**What you will do**
What is wanted is every record, duplicated word for word.

**Material provided**
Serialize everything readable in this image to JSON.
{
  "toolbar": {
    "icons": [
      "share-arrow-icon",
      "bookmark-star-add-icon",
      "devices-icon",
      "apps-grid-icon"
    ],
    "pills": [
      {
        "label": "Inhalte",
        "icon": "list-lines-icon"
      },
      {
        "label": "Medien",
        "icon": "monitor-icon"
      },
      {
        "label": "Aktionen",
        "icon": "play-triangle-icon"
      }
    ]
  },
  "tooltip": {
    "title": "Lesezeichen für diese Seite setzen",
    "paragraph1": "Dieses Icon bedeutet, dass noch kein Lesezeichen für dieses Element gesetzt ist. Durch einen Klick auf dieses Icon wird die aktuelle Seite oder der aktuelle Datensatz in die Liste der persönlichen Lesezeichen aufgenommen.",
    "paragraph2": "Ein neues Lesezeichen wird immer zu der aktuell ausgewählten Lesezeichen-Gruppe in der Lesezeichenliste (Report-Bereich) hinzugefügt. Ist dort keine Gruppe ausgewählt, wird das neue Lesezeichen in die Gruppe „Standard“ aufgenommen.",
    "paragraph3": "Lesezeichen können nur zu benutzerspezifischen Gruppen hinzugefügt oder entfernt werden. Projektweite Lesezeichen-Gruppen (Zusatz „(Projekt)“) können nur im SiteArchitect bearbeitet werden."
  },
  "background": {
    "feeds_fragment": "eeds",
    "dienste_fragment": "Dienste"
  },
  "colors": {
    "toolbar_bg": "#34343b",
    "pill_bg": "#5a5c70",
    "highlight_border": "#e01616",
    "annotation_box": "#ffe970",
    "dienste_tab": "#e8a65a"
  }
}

**Expected answer**
Serialize everything readable in this image to JSON.
{
  "toolbar": {
    "icons": [
      "share-arrow-icon",
      "bookmark-star-add-icon",
      "devices-icon",
      "apps-grid-icon"
    ],
    "pills": [
      {
        "label": "Inhalte",
        "icon": "list-lines-icon"
      },
      {
        "label": "Medien",
        "icon": "monitor-icon"
      },
      {
        "label": "Aktionen",
        "icon": "play-triangle-icon"
      }
    ]
  },
  "tooltip": {
    "title": "Lesezeichen für diese Seite setzen",
    "paragraph1": "Dieses Icon bedeutet, dass noch kein Lesezeichen für dieses Element gesetzt ist. Durch einen Klick auf dieses Icon wird die aktuelle Seite oder der aktuelle Datensatz in die Liste der persönlichen Lesezeichen aufgenommen.",
    "paragraph2": "Ein neues Lesezeichen wird immer zu der aktuell ausgewählten Lesezeichen-Gruppe in der Lesezeichenliste (Report-Bereich) hinzugefügt. Ist dort keine Gruppe ausgewählt, wird das neue Lesezeichen in die Gruppe „Standard“ aufgenommen.",
    "paragraph3": "Lesezeichen können nur zu benutzerspezifischen Gruppen hinzugefügt oder entfernt werden. Projektweite Lesezeichen-Gruppen (Zusatz „(Projekt)“) können nur im SiteArchitect bearbeitet werden."
  },
  "background": {
    "feeds_fragment": "eeds",
    "dienste_fragment": "Dienste"
  },
  "colors": {
    "toolbar_bg": "#34343b",
    "pill_bg": "#5a5c70",
    "highlight_border": "#e01616",
    "annotation_box": "#ffe970",
    "dienste_tab": "#e8a65a"
  }
}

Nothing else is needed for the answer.